### TASK MATERIAL
+ + +
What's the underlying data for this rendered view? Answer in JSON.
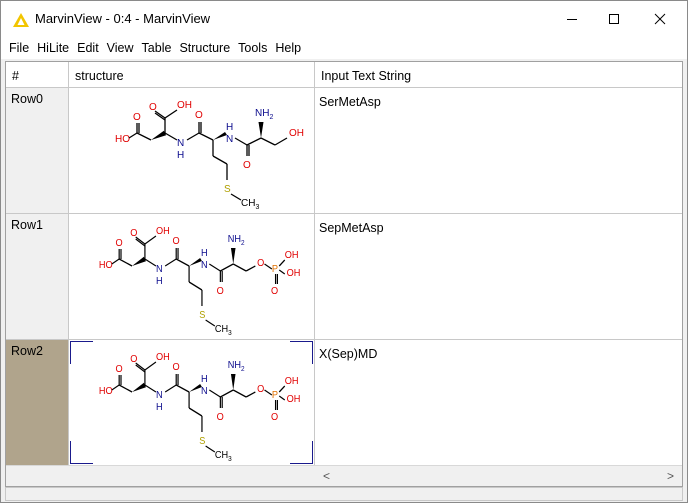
{
  "window": {
    "title": "MarvinView - 0:4 - MarvinView"
  },
  "menu": [
    "File",
    "HiLite",
    "Edit",
    "View",
    "Table",
    "Structure",
    "Tools",
    "Help"
  ],
  "columns": {
    "num": "#",
    "structure": "structure",
    "text": "Input Text String"
  },
  "rows": [
    {
      "id": "Row0",
      "text": "SerMetAsp",
      "selected": false,
      "phospho": false
    },
    {
      "id": "Row1",
      "text": "SepMetAsp",
      "selected": false,
      "phospho": true
    },
    {
      "id": "Row2",
      "text": "X(Sep)MD",
      "selected": true,
      "phospho": true
    }
  ],
  "atoms": {
    "oh": "OH",
    "ho": "HO",
    "nh": "NH",
    "h": "H",
    "n": "N",
    "o": "O",
    "nh2": "NH",
    "sub2": "2",
    "s": "S",
    "ch3": "CH",
    "sub3": "3",
    "p": "P"
  },
  "colors": {
    "selected_row": "#b0a48c",
    "oxygen": "#e00000",
    "nitrogen": "#0a0a8c",
    "sulfur": "#b0a000",
    "phosphorus": "#e07000",
    "selection_frame": "#1a1a8c"
  },
  "scroll": {
    "left": "<",
    "right": ">"
  }
}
+ + +
Omit any images, then output the listing exactly.

### EXERCISE RESPONSE
What's the underlying data for this rendered view? Answer in JSON.
{
  "window": {
    "title": "MarvinView - 0:4 - MarvinView"
  },
  "menu": [
    "File",
    "HiLite",
    "Edit",
    "View",
    "Table",
    "Structure",
    "Tools",
    "Help"
  ],
  "columns": {
    "num": "#",
    "structure": "structure",
    "text": "Input Text String"
  },
  "rows": [
    {
      "id": "Row0",
      "text": "SerMetAsp",
      "selected": false,
      "phospho": false
    },
    {
      "id": "Row1",
      "text": "SepMetAsp",
      "selected": false,
      "phospho": true
    },
    {
      "id": "Row2",
      "text": "X(Sep)MD",
      "selected": true,
      "phospho": true
    }
  ],
  "atoms": {
    "oh": "OH",
    "ho": "HO",
    "nh": "NH",
    "h": "H",
    "n": "N",
    "o": "O",
    "nh2": "NH",
    "sub2": "2",
    "s": "S",
    "ch3": "CH",
    "sub3": "3",
    "p": "P"
  },
  "colors": {
    "selected_row": "#b0a48c",
    "oxygen": "#e00000",
    "nitrogen": "#0a0a8c",
    "sulfur": "#b0a000",
    "phosphorus": "#e07000",
    "selection_frame": "#1a1a8c"
  },
  "scroll": {
    "left": "<",
    "right": ">"
  }
}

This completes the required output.